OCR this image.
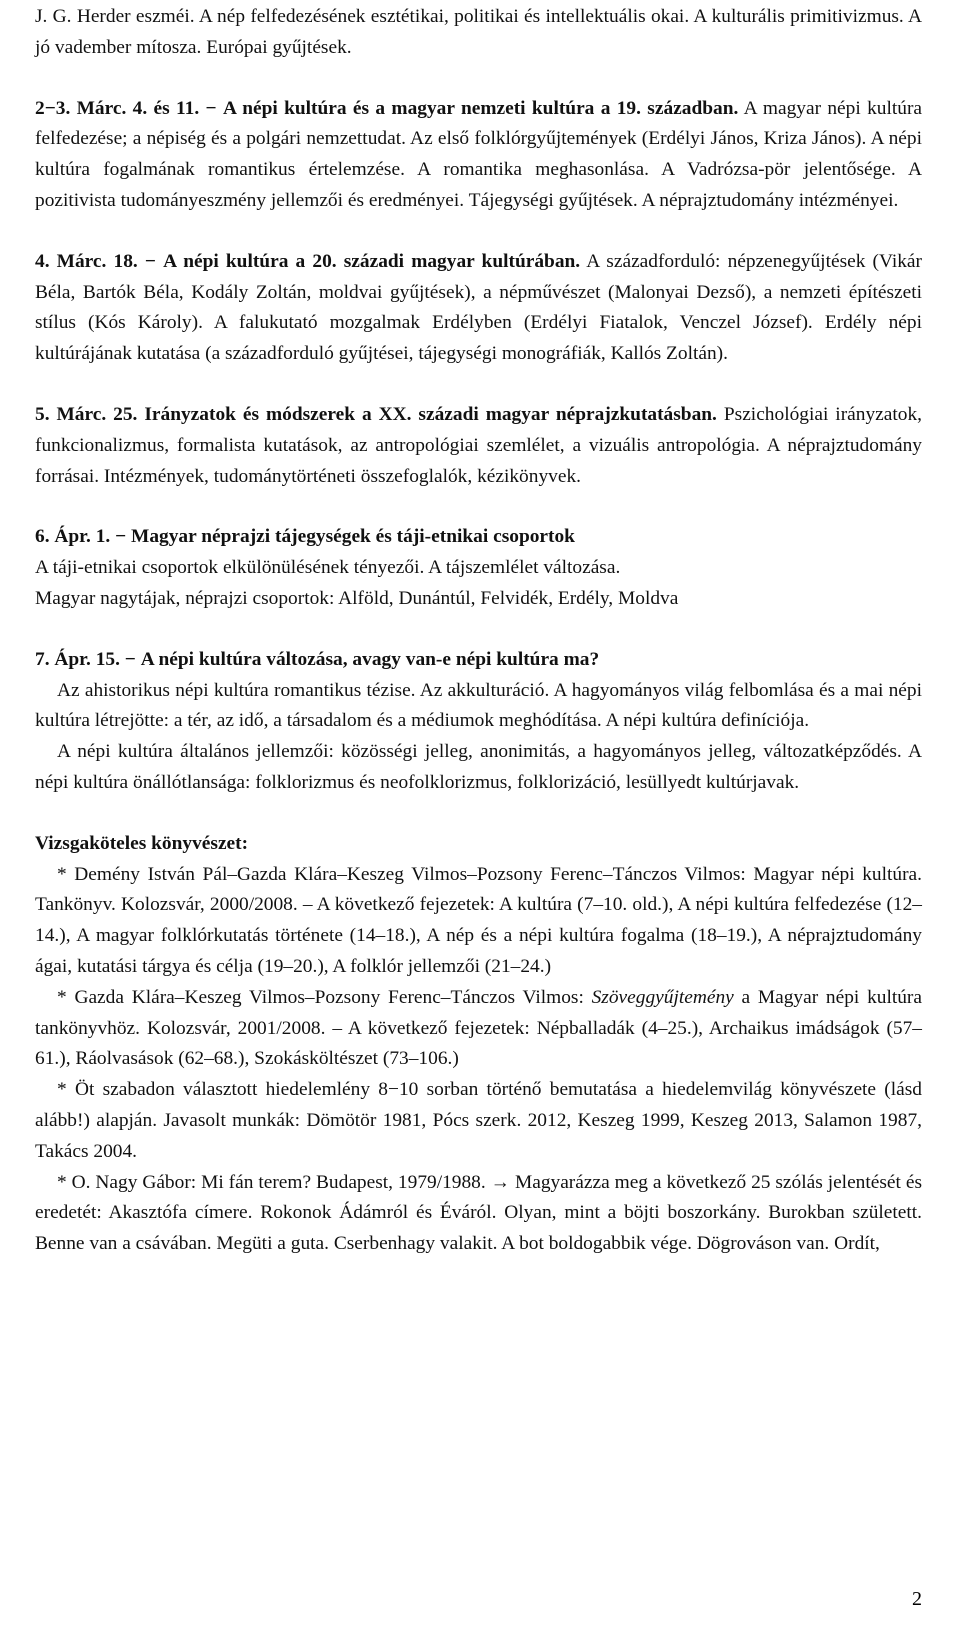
J. G. Herder eszméi. A nép felfedezésének esztétikai, politikai és intellektuális okai. A kulturális primitivizmus. A jó vadember mítosza. Európai gyűjtések.

2−3. Márc. 4. és 11. − A népi kultúra és a magyar nemzeti kultúra a 19. században. A magyar népi kultúra felfedezése; a népiség és a polgári nemzettudat. Az első folklórgyűjtemények (Erdélyi János, Kriza János). A népi kultúra fogalmának romantikus értelemzése. A romantika meghasonlása. A Vadrózsa-pör jelentősége. A pozitivista tudományeszmény jellemzői és eredményei. Tájegységi gyűjtések. A néprajztudomány intézményei.

4. Márc. 18. − A népi kultúra a 20. századi magyar kultúrában. A századforduló: népzenegyűjtések (Vikár Béla, Bartók Béla, Kodály Zoltán, moldvai gyűjtések), a népművészet (Malonyai Dezső), a nemzeti építészeti stílus (Kós Károly). A falukutató mozgalmak Erdélyben (Erdélyi Fiatalok, Venczel József). Erdély népi kultúrájának kutatása (a századforduló gyűjtései, tájegységi monográfiák, Kallós Zoltán).

5. Márc. 25. Irányzatok és módszerek a XX. századi magyar néprajzkutatásban. Pszichológiai irányzatok, funkcionalizmus, formalista kutatások, az antropológiai szemlélet, a vizuális antropológia. A néprajztudomány forrásai. Intézmények, tudománytörténeti összefoglalók, kézikönyvek.

6. Ápr. 1. − Magyar néprajzi tájegységek és táji-etnikai csoportok

A táji-etnikai csoportok elkülönülésének tényezői. A tájszemlélet változása.

Magyar nagytájak, néprajzi csoportok: Alföld, Dunántúl, Felvidék, Erdély, Moldva

7. Ápr. 15. − A népi kultúra változása, avagy van-e népi kultúra ma?

Az ahistorikus népi kultúra romantikus tézise. Az akkulturáció. A hagyományos világ felbomlása és a mai népi kultúra létrejötte: a tér, az idő, a társadalom és a médiumok meghódítása. A népi kultúra definíciója.

A népi kultúra általános jellemzői: közösségi jelleg, anonimitás, a hagyományos jelleg, változatképződés. A népi kultúra önállótlansága: folklorizmus és neofolklorizmus, folklorizáció, lesüllyedt kultúrjavak.

Vizsgaköteles könyvészet:

* Demény István Pál–Gazda Klára–Keszeg Vilmos–Pozsony Ferenc–Tánczos Vilmos: Magyar népi kultúra. Tankönyv. Kolozsvár, 2000/2008. – A következő fejezetek: A kultúra (7–10. old.), A népi kultúra felfedezése (12–14.), A magyar folklórkutatás története (14–18.), A nép és a népi kultúra fogalma (18–19.), A néprajztudomány ágai, kutatási tárgya és célja (19–20.), A folklór jellemzői (21–24.)

* Gazda Klára–Keszeg Vilmos–Pozsony Ferenc–Tánczos Vilmos: Szöveggyűjtemény a Magyar népi kultúra tankönyvhöz. Kolozsvár, 2001/2008. – A következő fejezetek: Népballadák (4–25.), Archaikus imádságok (57–61.), Ráolvasások (62–68.), Szokásköltészet (73–106.)

* Öt szabadon választott hiedelemlény 8−10 sorban történő bemutatása a hiedelemvilág könyvészete (lásd alább!) alapján. Javasolt munkák: Dömötör 1981, Pócs szerk. 2012, Keszeg 1999, Keszeg 2013, Salamon 1987, Takács 2004.

* O. Nagy Gábor: Mi fán terem? Budapest, 1979/1988. → Magyarázza meg a következő 25 szólás jelentését és eredetét: Akasztófa címere. Rokonok Ádámról és Éváról. Olyan, mint a böjti boszorkány. Burokban született. Benne van a csávában. Megüti a guta. Cserbenhagy valakit. A bot boldogabbik vége. Dögrováson van. Ordít,

2
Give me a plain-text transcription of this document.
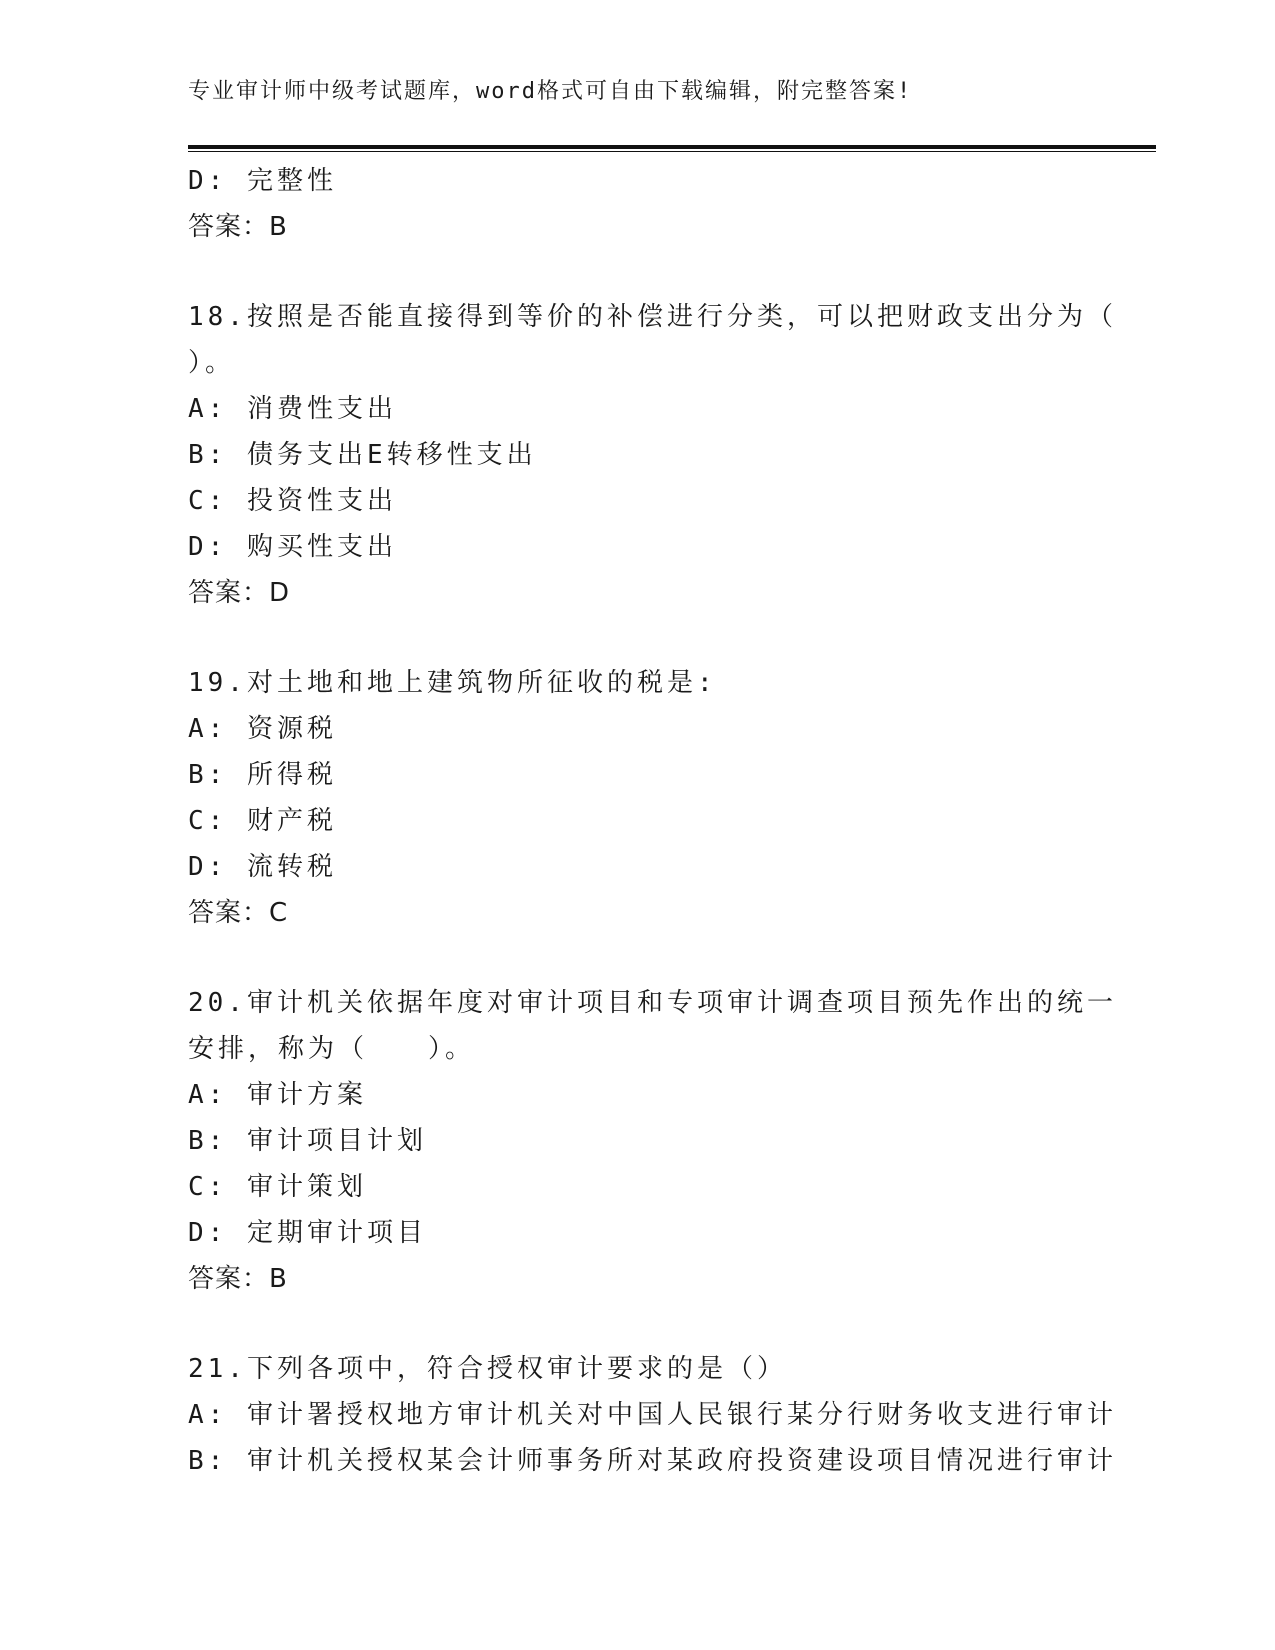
专业审计师中级考试题库，word格式可自由下载编辑，附完整答案!
D: 完整性
答案：B
18.按照是否能直接得到等价的补偿进行分类，可以把财政支出分为（
）。
A: 消费性支出
B: 债务支出E转移性支出
C: 投资性支出
D: 购买性支出
答案：D
19.对土地和地上建筑物所征收的税是:
A: 资源税
B: 所得税
C: 财产税
D: 流转税
答案：C
20.审计机关依据年度对审计项目和专项审计调查项目预先作出的统一
安排，称为（　　）。
A: 审计方案
B: 审计项目计划
C: 审计策划
D: 定期审计项目
答案：B
21.下列各项中，符合授权审计要求的是（）
A: 审计署授权地方审计机关对中国人民银行某分行财务收支进行审计
B: 审计机关授权某会计师事务所对某政府投资建设项目情况进行审计
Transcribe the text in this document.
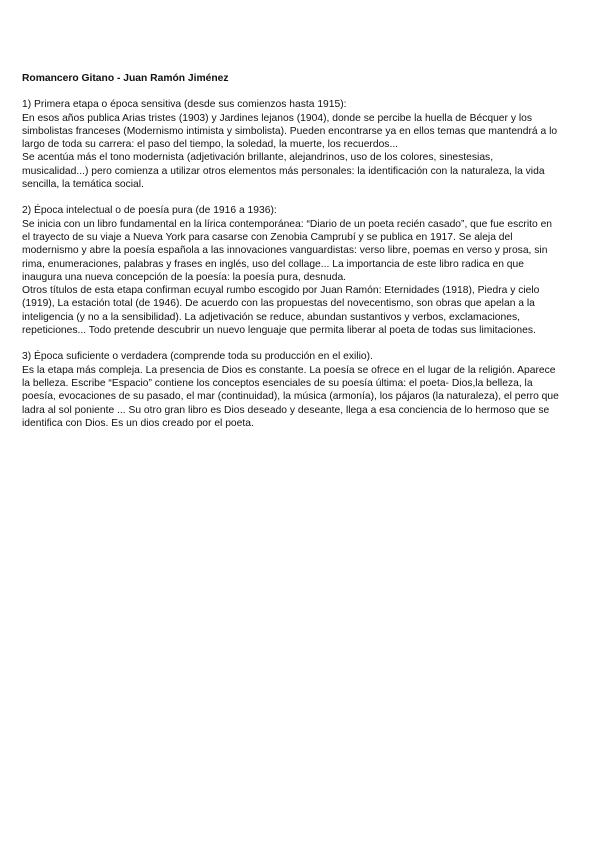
Romancero Gitano - Juan Ramón Jiménez
1) Primera etapa o época sensitiva (desde sus comienzos hasta 1915):
En esos años publica Arias tristes (1903) y Jardines lejanos (1904), donde se percibe la huella de Bécquer y los
simbolistas franceses (Modernismo intimista y simbolista). Pueden encontrarse ya en ellos temas que mantendrá a lo
largo de toda su carrera: el paso del tiempo, la soledad, la muerte, los recuerdos...
Se acentúa más el tono modernista (adjetivación brillante, alejandrinos, uso de los colores, sinestesias,
musicalidad...) pero comienza a utilizar otros elementos más personales: la identificación con la naturaleza, la vida
sencilla, la temática social.
2) Época intelectual o de poesía pura (de 1916 a 1936):
Se inicia con un libro fundamental en la lírica contemporánea: “Diario de un poeta recién casado”, que fue escrito en
el trayecto de su viaje a Nueva York para casarse con Zenobia Camprubí y se publica en 1917. Se aleja del
modernismo y abre la poesía española a las innovaciones vanguardistas: verso libre, poemas en verso y prosa, sin
rima, enumeraciones, palabras y frases en inglés, uso del collage... La importancia de este libro radica en que
inaugura una nueva concepción de la poesía: la poesía pura, desnuda.
Otros títulos de esta etapa confirman ecuyal rumbo escogido por Juan Ramón: Eternidades (1918), Piedra y cielo
(1919), La estación total (de 1946). De acuerdo con las propuestas del novecentismo, son obras que apelan a la
inteligencia (y no a la sensibilidad). La adjetivación se reduce, abundan sustantivos y verbos, exclamaciones,
repeticiones... Todo pretende descubrir un nuevo lenguaje que permita liberar al poeta de todas sus limitaciones.
3) Época suficiente o verdadera (comprende toda su producción en el exilio).
Es la etapa más compleja. La presencia de Dios es constante. La poesía se ofrece en el lugar de la religión. Aparece
la belleza. Escribe “Espacio” contiene los conceptos esenciales de su poesía última: el poeta- Dios,la belleza, la
poesía, evocaciones de su pasado, el mar (continuidad), la música (armonía), los pájaros (la naturaleza), el perro que
ladra al sol poniente ... Su otro gran libro es Dios deseado y deseante, llega a esa conciencia de lo hermoso que se
identifica con Dios. Es un dios creado por el poeta.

GIVEN REQUEST: Leave out the pictures and print each record exactly as it stands.

COMPLETED EXERCISE:
OCR this image.
J. G. Herder eszméi. A nép felfedezésének esztétikai, politikai és intellektuális okai. A kulturális primitivizmus. A jó vadember mítosza. Európai gyűjtések.

2−3. Márc. 4. és 11. − A népi kultúra és a magyar nemzeti kultúra a 19. században. A magyar népi kultúra felfedezése; a népiség és a polgári nemzettudat. Az első folklórgyűjtemények (Erdélyi János, Kriza János). A népi kultúra fogalmának romantikus értelemzése. A romantika meghasonlása. A Vadrózsa-pör jelentősége. A pozitivista tudományeszmény jellemzői és eredményei. Tájegységi gyűjtések. A néprajztudomány intézményei.

4. Márc. 18. − A népi kultúra a 20. századi magyar kultúrában. A századforduló: népzenegyűjtések (Vikár Béla, Bartók Béla, Kodály Zoltán, moldvai gyűjtések), a népművészet (Malonyai Dezső), a nemzeti építészeti stílus (Kós Károly). A falukutató mozgalmak Erdélyben (Erdélyi Fiatalok, Venczel József). Erdély népi kultúrájának kutatása (a századforduló gyűjtései, tájegységi monográfiák, Kallós Zoltán).

5. Márc. 25. Irányzatok és módszerek a XX. századi magyar néprajzkutatásban. Pszichológiai irányzatok, funkcionalizmus, formalista kutatások, az antropológiai szemlélet, a vizuális antropológia. A néprajztudomány forrásai. Intézmények, tudománytörténeti összefoglalók, kézikönyvek.

6. Ápr. 1. − Magyar néprajzi tájegységek és táji-etnikai csoportok

A táji-etnikai csoportok elkülönülésének tényezői. A tájszemlélet változása.

Magyar nagytájak, néprajzi csoportok: Alföld, Dunántúl, Felvidék, Erdély, Moldva

7. Ápr. 15. − A népi kultúra változása, avagy van-e népi kultúra ma?

Az ahistorikus népi kultúra romantikus tézise. Az akkulturáció. A hagyományos világ felbomlása és a mai népi kultúra létrejötte: a tér, az idő, a társadalom és a médiumok meghódítása. A népi kultúra definíciója.

A népi kultúra általános jellemzői: közösségi jelleg, anonimitás, a hagyományos jelleg, változatképződés. A népi kultúra önállótlansága: folklorizmus és neofolklorizmus, folklorizáció, lesüllyedt kultúrjavak.

Vizsgaköteles könyvészet:

* Demény István Pál–Gazda Klára–Keszeg Vilmos–Pozsony Ferenc–Tánczos Vilmos: Magyar népi kultúra. Tankönyv. Kolozsvár, 2000/2008. – A következő fejezetek: A kultúra (7–10. old.), A népi kultúra felfedezése (12–14.), A magyar folklórkutatás története (14–18.), A nép és a népi kultúra fogalma (18–19.), A néprajztudomány ágai, kutatási tárgya és célja (19–20.), A folklór jellemzői (21–24.)

* Gazda Klára–Keszeg Vilmos–Pozsony Ferenc–Tánczos Vilmos: Szöveggyűjtemény a Magyar népi kultúra tankönyvhöz. Kolozsvár, 2001/2008. – A következő fejezetek: Népballadák (4–25.), Archaikus imádságok (57–61.), Ráolvasások (62–68.), Szokásköltészet (73–106.)

* Öt szabadon választott hiedelemlény 8−10 sorban történő bemutatása a hiedelemvilág könyvészete (lásd alább!) alapján. Javasolt munkák: Dömötör 1981, Pócs szerk. 2012, Keszeg 1999, Keszeg 2013, Salamon 1987, Takács 2004.

* O. Nagy Gábor: Mi fán terem? Budapest, 1979/1988. → Magyarázza meg a következő 25 szólás jelentését és eredetét: Akasztófa címere. Rokonok Ádámról és Éváról. Olyan, mint a böjti boszorkány. Burokban született. Benne van a csávában. Megüti a guta. Cserbenhagy valakit. A bot boldogabbik vége. Dögrováson van. Ordít,

2
Give me a plain-text transcription of this document.
专业审计师中级考试题库，word格式可自由下载编辑，附完整答案!
D: 完整性
答案：B
18.按照是否能直接得到等价的补偿进行分类，可以把财政支出分为（
）。
A: 消费性支出
B: 债务支出E转移性支出
C: 投资性支出
D: 购买性支出
答案：D
19.对土地和地上建筑物所征收的税是:
A: 资源税
B: 所得税
C: 财产税
D: 流转税
答案：C
20.审计机关依据年度对审计项目和专项审计调查项目预先作出的统一
安排，称为（　　）。
A: 审计方案
B: 审计项目计划
C: 审计策划
D: 定期审计项目
答案：B
21.下列各项中，符合授权审计要求的是（）
A: 审计署授权地方审计机关对中国人民银行某分行财务收支进行审计
B: 审计机关授权某会计师事务所对某政府投资建设项目情况进行审计
Transcribe the text in this document.
Romancero Gitano - Juan Ramón Jiménez
1) Primera etapa o época sensitiva (desde sus comienzos hasta 1915):
En esos años publica Arias tristes (1903) y Jardines lejanos (1904), donde se percibe la huella de Bécquer y los
simbolistas franceses (Modernismo intimista y simbolista). Pueden encontrarse ya en ellos temas que mantendrá a lo
largo de toda su carrera: el paso del tiempo, la soledad, la muerte, los recuerdos...
Se acentúa más el tono modernista (adjetivación brillante, alejandrinos, uso de los colores, sinestesias,
musicalidad...) pero comienza a utilizar otros elementos más personales: la identificación con la naturaleza, la vida
sencilla, la temática social.
2) Época intelectual o de poesía pura (de 1916 a 1936):
Se inicia con un libro fundamental en la lírica contemporánea: “Diario de un poeta recién casado”, que fue escrito en
el trayecto de su viaje a Nueva York para casarse con Zenobia Camprubí y se publica en 1917. Se aleja del
modernismo y abre la poesía española a las innovaciones vanguardistas: verso libre, poemas en verso y prosa, sin
rima, enumeraciones, palabras y frases en inglés, uso del collage... La importancia de este libro radica en que
inaugura una nueva concepción de la poesía: la poesía pura, desnuda.
Otros títulos de esta etapa confirman ecuyal rumbo escogido por Juan Ramón: Eternidades (1918), Piedra y cielo
(1919), La estación total (de 1946). De acuerdo con las propuestas del novecentismo, son obras que apelan a la
inteligencia (y no a la sensibilidad). La adjetivación se reduce, abundan sustantivos y verbos, exclamaciones,
repeticiones... Todo pretende descubrir un nuevo lenguaje que permita liberar al poeta de todas sus limitaciones.
3) Época suficiente o verdadera (comprende toda su producción en el exilio).
Es la etapa más compleja. La presencia de Dios es constante. La poesía se ofrece en el lugar de la religión. Aparece
la belleza. Escribe “Espacio” contiene los conceptos esenciales de su poesía última: el poeta- Dios,la belleza, la
poesía, evocaciones de su pasado, el mar (continuidad), la música (armonía), los pájaros (la naturaleza), el perro que
ladra al sol poniente ... Su otro gran libro es Dios deseado y deseante, llega a esa conciencia de lo hermoso que se
identifica con Dios. Es un dios creado por el poeta.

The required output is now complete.